Exercise prompt. Pull out each line of the records holding the string "this".

Extracted data.
#####

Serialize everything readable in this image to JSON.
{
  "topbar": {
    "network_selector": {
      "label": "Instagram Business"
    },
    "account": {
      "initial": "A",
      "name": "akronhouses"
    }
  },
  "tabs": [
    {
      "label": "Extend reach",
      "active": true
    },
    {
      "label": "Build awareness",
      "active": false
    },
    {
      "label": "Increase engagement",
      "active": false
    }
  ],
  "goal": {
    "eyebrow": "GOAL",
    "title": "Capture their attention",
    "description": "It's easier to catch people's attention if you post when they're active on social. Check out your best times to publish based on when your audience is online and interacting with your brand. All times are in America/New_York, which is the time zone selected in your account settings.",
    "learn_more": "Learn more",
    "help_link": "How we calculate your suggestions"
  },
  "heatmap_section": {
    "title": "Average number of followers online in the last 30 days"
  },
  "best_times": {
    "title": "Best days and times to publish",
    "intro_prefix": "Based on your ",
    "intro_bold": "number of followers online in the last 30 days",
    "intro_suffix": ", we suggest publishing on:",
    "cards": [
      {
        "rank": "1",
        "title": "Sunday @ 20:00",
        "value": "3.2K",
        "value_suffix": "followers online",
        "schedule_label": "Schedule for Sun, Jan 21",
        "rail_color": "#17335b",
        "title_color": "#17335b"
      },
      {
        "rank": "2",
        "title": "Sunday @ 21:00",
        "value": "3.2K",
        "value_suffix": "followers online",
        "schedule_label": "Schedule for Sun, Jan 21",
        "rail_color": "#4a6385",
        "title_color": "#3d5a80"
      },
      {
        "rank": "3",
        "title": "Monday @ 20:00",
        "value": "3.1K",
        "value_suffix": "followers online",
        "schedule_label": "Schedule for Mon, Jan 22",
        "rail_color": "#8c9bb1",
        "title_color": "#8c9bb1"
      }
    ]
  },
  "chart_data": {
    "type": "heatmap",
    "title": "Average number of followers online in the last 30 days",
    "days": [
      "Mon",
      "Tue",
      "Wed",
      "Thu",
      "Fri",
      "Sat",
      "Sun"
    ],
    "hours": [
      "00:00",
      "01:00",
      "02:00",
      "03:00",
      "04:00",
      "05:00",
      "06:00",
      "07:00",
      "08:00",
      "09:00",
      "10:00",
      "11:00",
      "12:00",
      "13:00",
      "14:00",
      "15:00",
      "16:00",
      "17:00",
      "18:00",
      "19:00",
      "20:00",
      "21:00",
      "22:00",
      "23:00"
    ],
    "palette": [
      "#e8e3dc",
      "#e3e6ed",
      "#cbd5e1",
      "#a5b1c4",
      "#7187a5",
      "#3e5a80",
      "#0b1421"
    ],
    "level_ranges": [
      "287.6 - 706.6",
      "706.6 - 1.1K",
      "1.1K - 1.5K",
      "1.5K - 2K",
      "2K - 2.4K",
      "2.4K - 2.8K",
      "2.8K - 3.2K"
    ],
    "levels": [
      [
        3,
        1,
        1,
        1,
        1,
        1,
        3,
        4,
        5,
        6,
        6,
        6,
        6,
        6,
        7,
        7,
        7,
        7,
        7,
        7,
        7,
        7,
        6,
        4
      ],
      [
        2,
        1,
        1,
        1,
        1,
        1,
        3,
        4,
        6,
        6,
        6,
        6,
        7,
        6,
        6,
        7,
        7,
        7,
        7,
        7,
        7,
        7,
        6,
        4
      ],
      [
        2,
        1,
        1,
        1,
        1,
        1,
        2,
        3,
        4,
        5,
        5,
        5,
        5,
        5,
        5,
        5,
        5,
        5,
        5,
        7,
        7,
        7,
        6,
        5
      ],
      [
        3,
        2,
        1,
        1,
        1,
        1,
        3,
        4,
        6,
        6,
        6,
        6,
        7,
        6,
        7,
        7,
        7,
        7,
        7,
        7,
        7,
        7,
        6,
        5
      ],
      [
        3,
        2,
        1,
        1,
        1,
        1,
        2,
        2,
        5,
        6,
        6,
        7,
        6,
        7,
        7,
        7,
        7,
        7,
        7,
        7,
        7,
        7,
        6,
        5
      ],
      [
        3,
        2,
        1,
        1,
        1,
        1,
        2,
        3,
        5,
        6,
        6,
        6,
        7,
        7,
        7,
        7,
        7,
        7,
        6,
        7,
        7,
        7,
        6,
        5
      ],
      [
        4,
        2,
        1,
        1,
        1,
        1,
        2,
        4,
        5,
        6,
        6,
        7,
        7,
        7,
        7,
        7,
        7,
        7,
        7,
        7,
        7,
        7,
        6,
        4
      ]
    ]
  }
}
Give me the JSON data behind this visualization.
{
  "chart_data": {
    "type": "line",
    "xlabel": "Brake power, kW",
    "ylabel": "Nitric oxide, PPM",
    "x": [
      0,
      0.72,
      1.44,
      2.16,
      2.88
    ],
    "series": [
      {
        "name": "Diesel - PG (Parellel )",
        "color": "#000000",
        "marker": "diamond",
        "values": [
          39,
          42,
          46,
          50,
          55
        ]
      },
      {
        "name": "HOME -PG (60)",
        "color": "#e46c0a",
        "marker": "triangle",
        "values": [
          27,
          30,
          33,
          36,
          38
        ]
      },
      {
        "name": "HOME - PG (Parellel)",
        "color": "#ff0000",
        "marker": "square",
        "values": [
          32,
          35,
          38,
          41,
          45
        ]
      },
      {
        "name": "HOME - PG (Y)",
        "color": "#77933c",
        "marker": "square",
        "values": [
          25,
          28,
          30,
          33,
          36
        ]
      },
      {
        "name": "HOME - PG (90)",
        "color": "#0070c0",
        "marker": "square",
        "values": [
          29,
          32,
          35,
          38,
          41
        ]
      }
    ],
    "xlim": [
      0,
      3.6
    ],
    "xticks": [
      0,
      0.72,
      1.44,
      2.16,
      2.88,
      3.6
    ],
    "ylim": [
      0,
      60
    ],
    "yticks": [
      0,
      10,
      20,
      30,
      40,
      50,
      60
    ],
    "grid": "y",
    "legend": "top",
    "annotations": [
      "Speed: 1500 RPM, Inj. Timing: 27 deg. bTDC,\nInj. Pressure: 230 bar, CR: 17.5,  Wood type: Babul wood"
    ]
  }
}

#####

Task answer.
Serialize everything readable in this image to JSON.
Give me the JSON data behind this visualization.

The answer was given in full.